#### [TASK PROMPT]
Give the listing again in full, exactly as written.

(Dataset entries)
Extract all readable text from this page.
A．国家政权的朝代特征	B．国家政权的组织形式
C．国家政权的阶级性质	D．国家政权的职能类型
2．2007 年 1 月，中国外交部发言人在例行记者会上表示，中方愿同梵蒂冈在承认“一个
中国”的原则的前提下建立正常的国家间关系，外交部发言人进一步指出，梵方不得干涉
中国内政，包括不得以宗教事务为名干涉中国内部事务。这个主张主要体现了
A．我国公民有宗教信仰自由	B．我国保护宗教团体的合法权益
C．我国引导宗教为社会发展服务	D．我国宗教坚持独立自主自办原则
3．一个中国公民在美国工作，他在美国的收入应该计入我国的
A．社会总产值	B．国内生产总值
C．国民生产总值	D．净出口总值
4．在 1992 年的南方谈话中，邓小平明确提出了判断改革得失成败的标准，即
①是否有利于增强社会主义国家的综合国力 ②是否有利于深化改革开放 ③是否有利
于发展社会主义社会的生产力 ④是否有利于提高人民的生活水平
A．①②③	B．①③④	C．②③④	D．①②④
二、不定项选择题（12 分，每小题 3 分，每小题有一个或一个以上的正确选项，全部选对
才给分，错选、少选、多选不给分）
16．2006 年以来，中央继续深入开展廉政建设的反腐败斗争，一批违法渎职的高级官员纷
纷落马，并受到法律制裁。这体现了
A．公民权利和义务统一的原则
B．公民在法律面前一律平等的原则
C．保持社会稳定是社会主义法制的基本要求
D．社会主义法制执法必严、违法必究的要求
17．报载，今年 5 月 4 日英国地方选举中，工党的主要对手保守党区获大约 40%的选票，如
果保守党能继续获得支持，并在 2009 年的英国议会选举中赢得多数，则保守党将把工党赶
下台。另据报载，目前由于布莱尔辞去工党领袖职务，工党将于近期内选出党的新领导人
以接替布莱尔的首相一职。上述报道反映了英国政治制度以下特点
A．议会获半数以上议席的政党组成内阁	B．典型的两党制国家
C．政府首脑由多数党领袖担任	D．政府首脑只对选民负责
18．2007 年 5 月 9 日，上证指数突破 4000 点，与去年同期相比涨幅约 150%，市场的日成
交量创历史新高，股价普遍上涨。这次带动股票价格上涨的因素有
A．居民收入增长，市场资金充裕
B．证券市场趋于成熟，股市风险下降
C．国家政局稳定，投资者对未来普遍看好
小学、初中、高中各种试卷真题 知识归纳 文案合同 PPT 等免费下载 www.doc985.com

#### [FINAL RESULT]
Extract all readable text from this page.
A．国家政权的朝代特征	B．国家政权的组织形式
C．国家政权的阶级性质	D．国家政权的职能类型
2．2007 年 1 月，中国外交部发言人在例行记者会上表示，中方愿同梵蒂冈在承认“一个
中国”的原则的前提下建立正常的国家间关系，外交部发言人进一步指出，梵方不得干涉
中国内政，包括不得以宗教事务为名干涉中国内部事务。这个主张主要体现了
A．我国公民有宗教信仰自由	B．我国保护宗教团体的合法权益
C．我国引导宗教为社会发展服务	D．我国宗教坚持独立自主自办原则
3．一个中国公民在美国工作，他在美国的收入应该计入我国的
A．社会总产值	B．国内生产总值
C．国民生产总值	D．净出口总值
4．在 1992 年的南方谈话中，邓小平明确提出了判断改革得失成败的标准，即
①是否有利于增强社会主义国家的综合国力 ②是否有利于深化改革开放 ③是否有利
于发展社会主义社会的生产力 ④是否有利于提高人民的生活水平
A．①②③	B．①③④	C．②③④	D．①②④
二、不定项选择题（12 分，每小题 3 分，每小题有一个或一个以上的正确选项，全部选对
才给分，错选、少选、多选不给分）
16．2006 年以来，中央继续深入开展廉政建设的反腐败斗争，一批违法渎职的高级官员纷
纷落马，并受到法律制裁。这体现了
A．公民权利和义务统一的原则
B．公民在法律面前一律平等的原则
C．保持社会稳定是社会主义法制的基本要求
D．社会主义法制执法必严、违法必究的要求
17．报载，今年 5 月 4 日英国地方选举中，工党的主要对手保守党区获大约 40%的选票，如
果保守党能继续获得支持，并在 2009 年的英国议会选举中赢得多数，则保守党将把工党赶
下台。另据报载，目前由于布莱尔辞去工党领袖职务，工党将于近期内选出党的新领导人
以接替布莱尔的首相一职。上述报道反映了英国政治制度以下特点
A．议会获半数以上议席的政党组成内阁	B．典型的两党制国家
C．政府首脑由多数党领袖担任	D．政府首脑只对选民负责
18．2007 年 5 月 9 日，上证指数突破 4000 点，与去年同期相比涨幅约 150%，市场的日成
交量创历史新高，股价普遍上涨。这次带动股票价格上涨的因素有
A．居民收入增长，市场资金充裕
B．证券市场趋于成熟，股市风险下降
C．国家政局稳定，投资者对未来普遍看好
小学、初中、高中各种试卷真题 知识归纳 文案合同 PPT 等免费下载 www.doc985.com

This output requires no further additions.